─── Provided text

Middleton obtained a BA degree from Jesus College, Oxford in 1586. He was ordained and became vicar of Llanarthne, Carmarthenshire in south Wales, and then in 1589 obtained two posts in the Diocese of St Davids: prebend of Brecon and archdeacon of Cardigan. (He may have been the son of Marmaduke Middleton, Bishop of St Davids, who died in 1593.) He also served as vicar of Tenby from 1617 to 1624. He was nominated to become vicar of Leeds in 1614, which caused considerable dispute since there was another candidate backed by leading parishioners and by Tobias Matthew, the Archbishop of York. The Court of Chancery ruled against Middleton. He had, meanwhile, been appointed chaplain to Charles, Prince of Wales (later King Charles I). He wrote The Carde and Compasse of Life in 1613, a manual of advice to the prince. A later work, The Heavenly Progresse (1617) contained further advice to Charles that a good prince was not above the law, using quotations from classical authors to justify his reasoning. His other works included The Key of David (1619) and Goodness the Blessed Man's Badge (1619).

He remained Archdeacon of Cardigan in 1629 when he exchanged positions with William Parker to become rector of Ecton, Northamptonshire - a well-rewarded position. His wife, Margaret, was buried in Ecton in 1635; there is nothing to show that they had children. He died on 16 November 1641, and was also buried in Ecton.

──────
─── Supplied material

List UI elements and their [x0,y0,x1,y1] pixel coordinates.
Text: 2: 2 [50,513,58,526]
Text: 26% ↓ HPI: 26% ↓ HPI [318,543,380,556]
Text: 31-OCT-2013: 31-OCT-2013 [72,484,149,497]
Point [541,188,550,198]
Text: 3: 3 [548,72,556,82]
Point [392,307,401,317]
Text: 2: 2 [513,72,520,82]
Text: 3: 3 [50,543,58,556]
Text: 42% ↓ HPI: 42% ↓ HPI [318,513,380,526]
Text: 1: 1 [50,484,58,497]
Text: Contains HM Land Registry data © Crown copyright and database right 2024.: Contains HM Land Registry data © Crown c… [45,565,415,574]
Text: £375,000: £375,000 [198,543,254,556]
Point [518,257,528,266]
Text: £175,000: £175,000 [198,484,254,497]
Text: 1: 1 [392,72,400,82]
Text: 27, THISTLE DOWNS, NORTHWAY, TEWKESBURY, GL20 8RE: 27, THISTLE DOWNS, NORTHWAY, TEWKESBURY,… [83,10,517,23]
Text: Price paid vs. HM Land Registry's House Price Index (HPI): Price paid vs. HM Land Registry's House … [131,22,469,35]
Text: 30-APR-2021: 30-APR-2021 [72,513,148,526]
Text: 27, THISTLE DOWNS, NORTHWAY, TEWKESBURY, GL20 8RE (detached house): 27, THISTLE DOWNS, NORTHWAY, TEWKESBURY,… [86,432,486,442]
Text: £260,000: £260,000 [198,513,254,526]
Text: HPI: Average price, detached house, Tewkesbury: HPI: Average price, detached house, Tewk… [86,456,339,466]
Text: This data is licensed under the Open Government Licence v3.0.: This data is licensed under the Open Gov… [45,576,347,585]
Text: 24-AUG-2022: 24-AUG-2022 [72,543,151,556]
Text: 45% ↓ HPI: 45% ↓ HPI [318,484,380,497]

──────

Problem to solve: According to the biographical text, in what year did Middleton obtain his BA degree from Jesus College, Oxford?

Answer to the problem: 1586